◆ WHAT THIS TASK INVOLVES ◆
Pick out all lines with the word "name" from the records that follow.

◆ SUPPLIED RECORDS ◆
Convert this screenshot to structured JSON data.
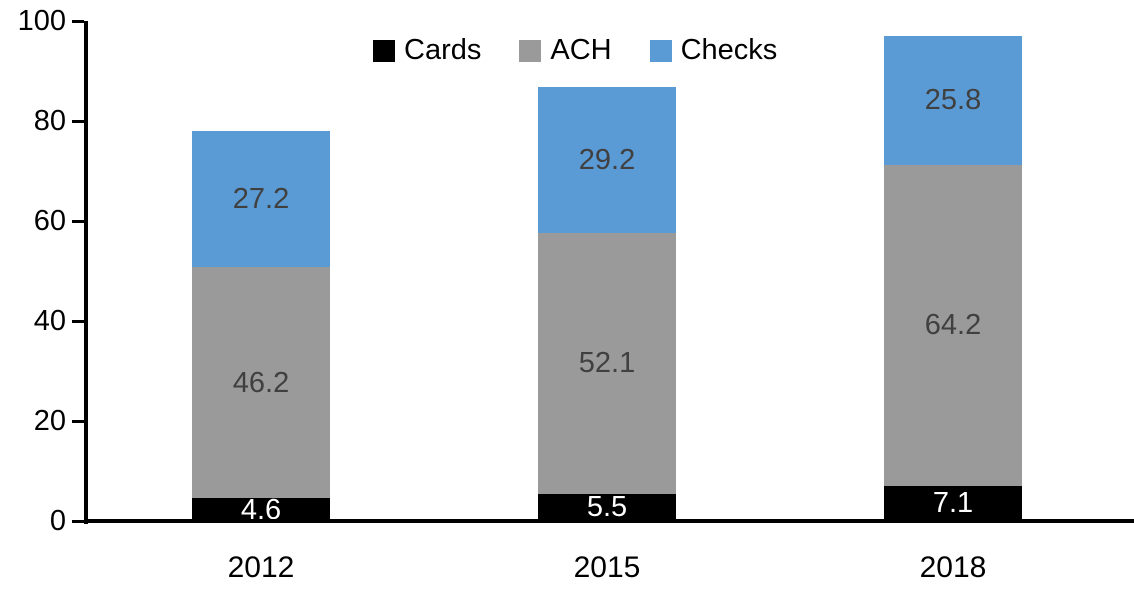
{
  "chart_data": {
    "type": "bar",
    "stacked": true,
    "title": "",
    "categories": [
      "2012",
      "2015",
      "2018"
    ],
    "series": [
      {
        "name": "Cards",
        "color": "#000000",
        "label_color": "#FFFFFF",
        "values": [
          4.6,
          5.5,
          7.1
        ]
      },
      {
        "name": "ACH",
        "color": "#9A9A9A",
        "label_color": "#404040",
        "values": [
          46.2,
          52.1,
          64.2
        ]
      },
      {
        "name": "Checks",
        "color": "#5B9BD5",
        "label_color": "#404040",
        "values": [
          27.2,
          29.2,
          25.8
        ]
      }
    ],
    "totals": [
      78.0,
      86.8,
      97.1
    ],
    "xlabel": "",
    "ylabel": "",
    "ylim": [
      0,
      100
    ],
    "yticks": [
      0,
      20,
      40,
      60,
      80,
      100
    ],
    "grid": false,
    "legend_position": "top",
    "axis_color": "#000000"
  }
}
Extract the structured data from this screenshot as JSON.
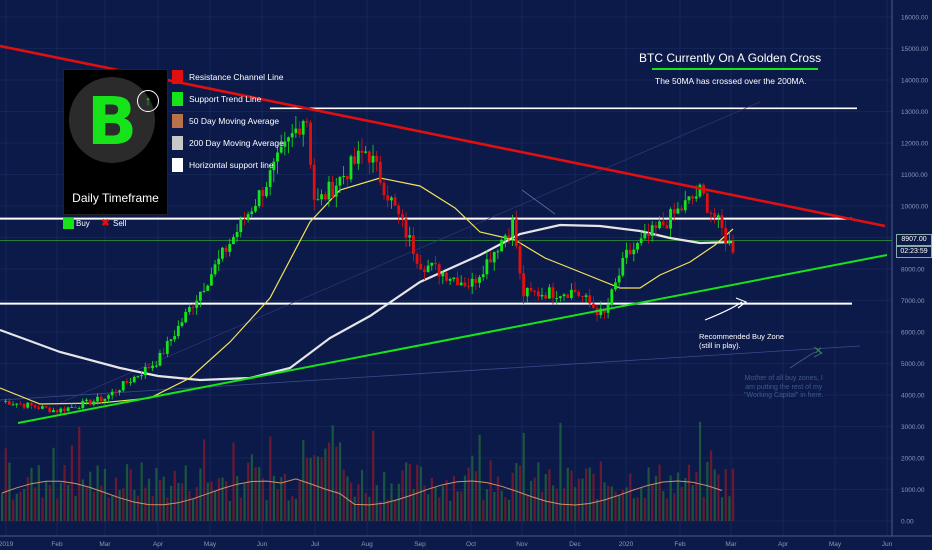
{
  "chart_data": {
    "type": "candlestick",
    "title": "BTC Currently On A Golden Cross",
    "subtitle": "The 50MA has crossed over the 200MA.",
    "timeframe_label": "Daily Timeframe",
    "y_ticks": [
      16000,
      15000,
      14000,
      13000,
      12000,
      11000,
      10000,
      9000,
      8000,
      7000,
      6000,
      5000,
      4000,
      3000,
      2000,
      1000,
      0
    ],
    "y_tick_labels": [
      "16000.00",
      "15000.00",
      "14000.00",
      "13000.00",
      "12000.00",
      "11000.00",
      "10000.00",
      "9000.00",
      "8000.00",
      "7000.00",
      "6000.00",
      "5000.00",
      "4000.00",
      "3000.00",
      "2000.00",
      "1000.00",
      "0.00"
    ],
    "x_labels": [
      "2019",
      "Feb",
      "Mar",
      "Apr",
      "May",
      "Jun",
      "Jul",
      "Aug",
      "Sep",
      "Oct",
      "Nov",
      "Dec",
      "2020",
      "Feb",
      "Mar",
      "Apr",
      "May",
      "Jun"
    ],
    "last_price": "8907.00",
    "countdown": "02:23:59",
    "legend": [
      {
        "label": "Resistance Channel Line",
        "color": "#e01010"
      },
      {
        "label": "Support Trend Line",
        "color": "#17e31a"
      },
      {
        "label": "50 Day Moving Average",
        "color": "#b8734a"
      },
      {
        "label": "200 Day Moving Average",
        "color": "#c8c8c8"
      },
      {
        "label": "Horizontal support line",
        "color": "#ffffff"
      }
    ],
    "signals": {
      "buy": "Buy",
      "sell": "Sell"
    },
    "annotations": {
      "buy_zone": [
        "Recommended Buy Zone",
        "(still in play)."
      ],
      "mother_zone": [
        "Mother of all buy zones, I",
        "am putting the rest of my",
        "\"Working Capital\" in here."
      ]
    },
    "price_path": [
      [
        "2019-01",
        3800
      ],
      [
        "2019-02",
        3500
      ],
      [
        "2019-03",
        3900
      ],
      [
        "2019-04",
        5100
      ],
      [
        "2019-05",
        7800
      ],
      [
        "2019-06",
        10500
      ],
      [
        "2019-06-26",
        13000
      ],
      [
        "2019-07",
        10000
      ],
      [
        "2019-08",
        11800
      ],
      [
        "2019-09",
        8200
      ],
      [
        "2019-10",
        7500
      ],
      [
        "2019-10-26",
        9500
      ],
      [
        "2019-11",
        7200
      ],
      [
        "2019-12",
        7300
      ],
      [
        "2019-12-18",
        6500
      ],
      [
        "2020-01",
        8400
      ],
      [
        "2020-02-13",
        10450
      ],
      [
        "2020-03",
        8700
      ]
    ],
    "volume_scale_max": 3000,
    "horizontal_lines": [
      13100,
      9600,
      6900
    ],
    "colors": {
      "bull": "#17e31a",
      "bear": "#e01010",
      "ma50": "#f3e35a",
      "ma200": "#e6e6e6",
      "background": "#0c1a4a",
      "grid": "#1e2e63"
    }
  }
}
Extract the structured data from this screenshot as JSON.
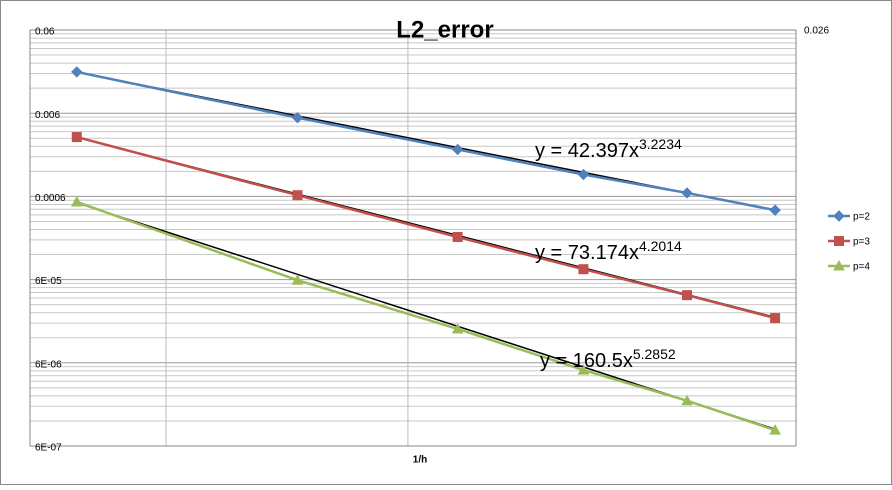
{
  "chart_data": {
    "type": "line",
    "title": "L2_error",
    "x_label": "1/h",
    "corner_label": "0.026",
    "log_x": true,
    "log_y": true,
    "grid": true,
    "legend": "right",
    "x": [
      11,
      16,
      21,
      26,
      31,
      36
    ],
    "xlim": [
      10.16,
      37.3
    ],
    "x_gridlines": [
      12.8,
      19.3
    ],
    "ylim": [
      6e-07,
      0.06
    ],
    "yticks": [
      {
        "value": 6e-07,
        "label": "6E-07"
      },
      {
        "value": 6e-06,
        "label": "6E-06"
      },
      {
        "value": 6e-05,
        "label": "6E-05"
      },
      0.0006,
      0.006,
      0.06
    ],
    "series": [
      {
        "name": "p=2",
        "color": "#4f81bd",
        "marker": "diamond",
        "values": [
          0.0188,
          0.0053,
          0.0022,
          0.0011,
          0.00066,
          0.00041
        ]
      },
      {
        "name": "p=3",
        "color": "#c0504d",
        "marker": "square",
        "values": [
          0.0031,
          0.00062,
          0.000195,
          8e-05,
          3.9e-05,
          2.07e-05
        ]
      },
      {
        "name": "p=4",
        "color": "#9bbb59",
        "marker": "triangle",
        "values": [
          0.000514,
          5.9e-05,
          1.53e-05,
          4.9e-06,
          2.1e-06,
          9.3e-07
        ]
      }
    ],
    "trendlines": [
      {
        "label": "y = 42.397x",
        "exponent_label": "3.2234",
        "coefficient": 42.397,
        "exponent": 3.2234
      },
      {
        "label": "y = 73.174x",
        "exponent_label": "4.2014",
        "coefficient": 73.174,
        "exponent": 4.2014
      },
      {
        "label": "y = 160.5x",
        "exponent_label": "5.2852",
        "coefficient": 160.5,
        "exponent": 5.2852
      }
    ]
  }
}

◆ RESPONSE ◆
        "name": "Cards",
        "name": "ACH",
        "name": "Checks",
        "name": "p=2",
        "name": "p=3",
        "name": "p=4",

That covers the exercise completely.